WRITTEN REQUEST:
Of the lines in the data below, count the ones holding the string "如图所示", and answer with that number only.
★ ★ ★ ★ ★
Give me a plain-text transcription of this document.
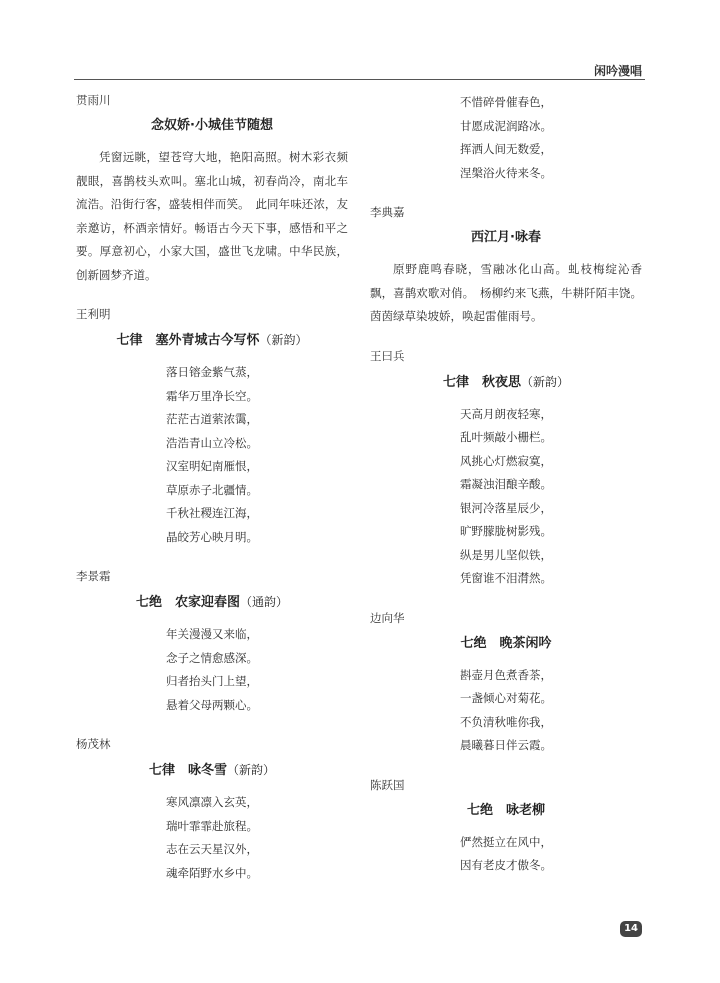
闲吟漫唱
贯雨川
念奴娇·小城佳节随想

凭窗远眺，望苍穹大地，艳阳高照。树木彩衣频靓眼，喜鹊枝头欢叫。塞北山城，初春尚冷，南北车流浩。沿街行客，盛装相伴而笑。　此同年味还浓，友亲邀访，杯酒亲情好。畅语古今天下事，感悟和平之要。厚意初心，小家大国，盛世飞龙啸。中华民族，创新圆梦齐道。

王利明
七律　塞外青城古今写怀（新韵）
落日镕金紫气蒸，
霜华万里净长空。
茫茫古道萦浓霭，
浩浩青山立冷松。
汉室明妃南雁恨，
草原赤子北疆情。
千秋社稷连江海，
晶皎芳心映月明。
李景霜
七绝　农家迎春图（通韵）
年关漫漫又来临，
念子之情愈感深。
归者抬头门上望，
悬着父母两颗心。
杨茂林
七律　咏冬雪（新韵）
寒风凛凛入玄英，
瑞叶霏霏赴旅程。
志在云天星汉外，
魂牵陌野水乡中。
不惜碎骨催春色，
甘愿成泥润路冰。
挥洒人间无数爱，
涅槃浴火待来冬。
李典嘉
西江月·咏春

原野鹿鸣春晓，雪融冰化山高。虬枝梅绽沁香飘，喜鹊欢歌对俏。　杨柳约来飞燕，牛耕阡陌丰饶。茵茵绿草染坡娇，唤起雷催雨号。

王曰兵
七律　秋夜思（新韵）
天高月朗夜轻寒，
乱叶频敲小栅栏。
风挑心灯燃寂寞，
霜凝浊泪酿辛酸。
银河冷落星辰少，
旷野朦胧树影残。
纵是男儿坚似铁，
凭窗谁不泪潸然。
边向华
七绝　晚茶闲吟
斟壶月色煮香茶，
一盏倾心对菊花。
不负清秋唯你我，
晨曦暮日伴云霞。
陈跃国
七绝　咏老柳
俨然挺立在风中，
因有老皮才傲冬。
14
★ ★ ★ ★ ★
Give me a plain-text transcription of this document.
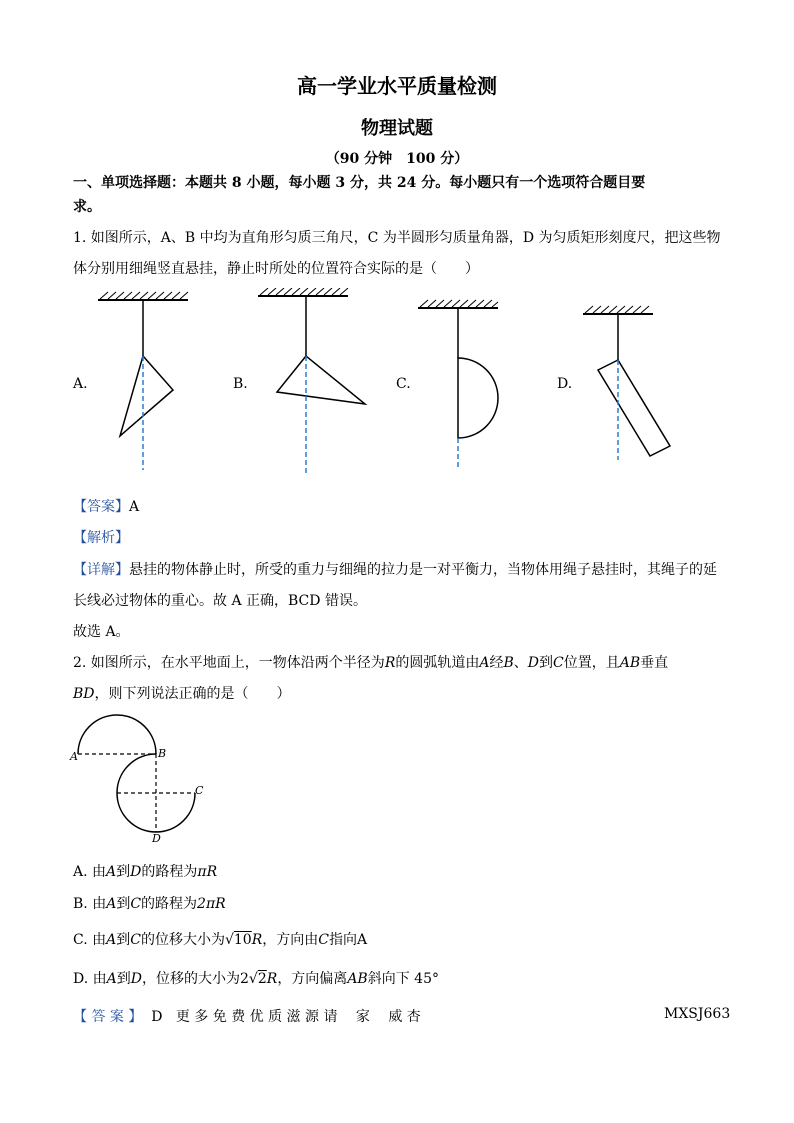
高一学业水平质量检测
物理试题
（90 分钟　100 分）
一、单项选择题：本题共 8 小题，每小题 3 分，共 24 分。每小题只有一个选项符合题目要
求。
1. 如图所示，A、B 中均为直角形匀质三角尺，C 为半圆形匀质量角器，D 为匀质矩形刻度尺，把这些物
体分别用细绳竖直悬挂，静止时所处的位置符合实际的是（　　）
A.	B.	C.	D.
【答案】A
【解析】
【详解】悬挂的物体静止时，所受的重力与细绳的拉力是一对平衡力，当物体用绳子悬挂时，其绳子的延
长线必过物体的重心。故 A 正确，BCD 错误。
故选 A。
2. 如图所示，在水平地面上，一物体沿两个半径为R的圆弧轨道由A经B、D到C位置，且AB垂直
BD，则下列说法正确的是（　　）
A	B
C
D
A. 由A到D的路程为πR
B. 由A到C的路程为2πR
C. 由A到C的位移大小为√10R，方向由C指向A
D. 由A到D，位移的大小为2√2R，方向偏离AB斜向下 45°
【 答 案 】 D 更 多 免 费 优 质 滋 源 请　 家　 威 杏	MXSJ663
★ ★ ★ ★ ★
FINAL RESULT:
2